Copy out every one of the entries below, reproducing each line word for word and character for character.

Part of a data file
%%

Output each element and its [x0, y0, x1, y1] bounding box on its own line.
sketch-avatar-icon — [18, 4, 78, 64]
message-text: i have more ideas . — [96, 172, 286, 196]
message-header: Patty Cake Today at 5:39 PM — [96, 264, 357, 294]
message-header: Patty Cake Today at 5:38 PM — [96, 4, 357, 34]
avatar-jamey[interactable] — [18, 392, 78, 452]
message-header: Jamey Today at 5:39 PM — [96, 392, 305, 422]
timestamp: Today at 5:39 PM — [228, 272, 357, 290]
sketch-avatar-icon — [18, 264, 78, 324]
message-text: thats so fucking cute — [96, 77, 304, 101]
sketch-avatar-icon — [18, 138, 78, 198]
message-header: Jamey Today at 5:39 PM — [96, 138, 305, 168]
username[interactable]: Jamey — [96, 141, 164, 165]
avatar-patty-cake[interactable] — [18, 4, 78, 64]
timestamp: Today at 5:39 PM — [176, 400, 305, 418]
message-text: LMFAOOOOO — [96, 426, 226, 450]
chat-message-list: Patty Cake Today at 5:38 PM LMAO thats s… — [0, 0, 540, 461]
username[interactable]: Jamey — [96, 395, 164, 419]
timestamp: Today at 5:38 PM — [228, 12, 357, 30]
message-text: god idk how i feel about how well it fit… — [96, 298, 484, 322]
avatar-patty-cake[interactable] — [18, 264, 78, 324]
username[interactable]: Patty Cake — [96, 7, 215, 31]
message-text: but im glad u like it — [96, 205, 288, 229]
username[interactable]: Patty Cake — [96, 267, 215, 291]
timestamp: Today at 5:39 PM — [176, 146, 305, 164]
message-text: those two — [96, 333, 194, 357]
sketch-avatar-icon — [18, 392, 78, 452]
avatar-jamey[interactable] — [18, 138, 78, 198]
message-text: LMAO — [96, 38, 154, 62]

%%

[CORRECT RESPONSE]
Output each element and its [x0, y0, x1, y1] bounding box on its own line.
sketch-avatar-icon — [18, 4, 78, 64]
message-text: i have more ideas . — [96, 172, 286, 196]
message-header: Patty Cake Today at 5:39 PM — [96, 264, 357, 294]
message-header: Patty Cake Today at 5:38 PM — [96, 4, 357, 34]
avatar-jamey[interactable] — [18, 392, 78, 452]
message-header: Jamey Today at 5:39 PM — [96, 392, 305, 422]
timestamp: Today at 5:39 PM — [228, 272, 357, 290]
sketch-avatar-icon — [18, 264, 78, 324]
message-text: thats so fucking cute — [96, 77, 304, 101]
sketch-avatar-icon — [18, 138, 78, 198]
message-header: Jamey Today at 5:39 PM — [96, 138, 305, 168]
username[interactable]: Jamey — [96, 141, 164, 165]
avatar-patty-cake[interactable] — [18, 4, 78, 64]
timestamp: Today at 5:39 PM — [176, 400, 305, 418]
message-text: LMFAOOOOO — [96, 426, 226, 450]
chat-message-list: Patty Cake Today at 5:38 PM LMAO thats s… — [0, 0, 540, 461]
username[interactable]: Jamey — [96, 395, 164, 419]
timestamp: Today at 5:38 PM — [228, 12, 357, 30]
message-text: god idk how i feel about how well it fit… — [96, 298, 484, 322]
avatar-patty-cake[interactable] — [18, 264, 78, 324]
username[interactable]: Patty Cake — [96, 7, 215, 31]
message-text: but im glad u like it — [96, 205, 288, 229]
username[interactable]: Patty Cake — [96, 267, 215, 291]
timestamp: Today at 5:39 PM — [176, 146, 305, 164]
message-text: those two — [96, 333, 194, 357]
sketch-avatar-icon — [18, 392, 78, 452]
avatar-jamey[interactable] — [18, 138, 78, 198]
message-text: LMAO — [96, 38, 154, 62]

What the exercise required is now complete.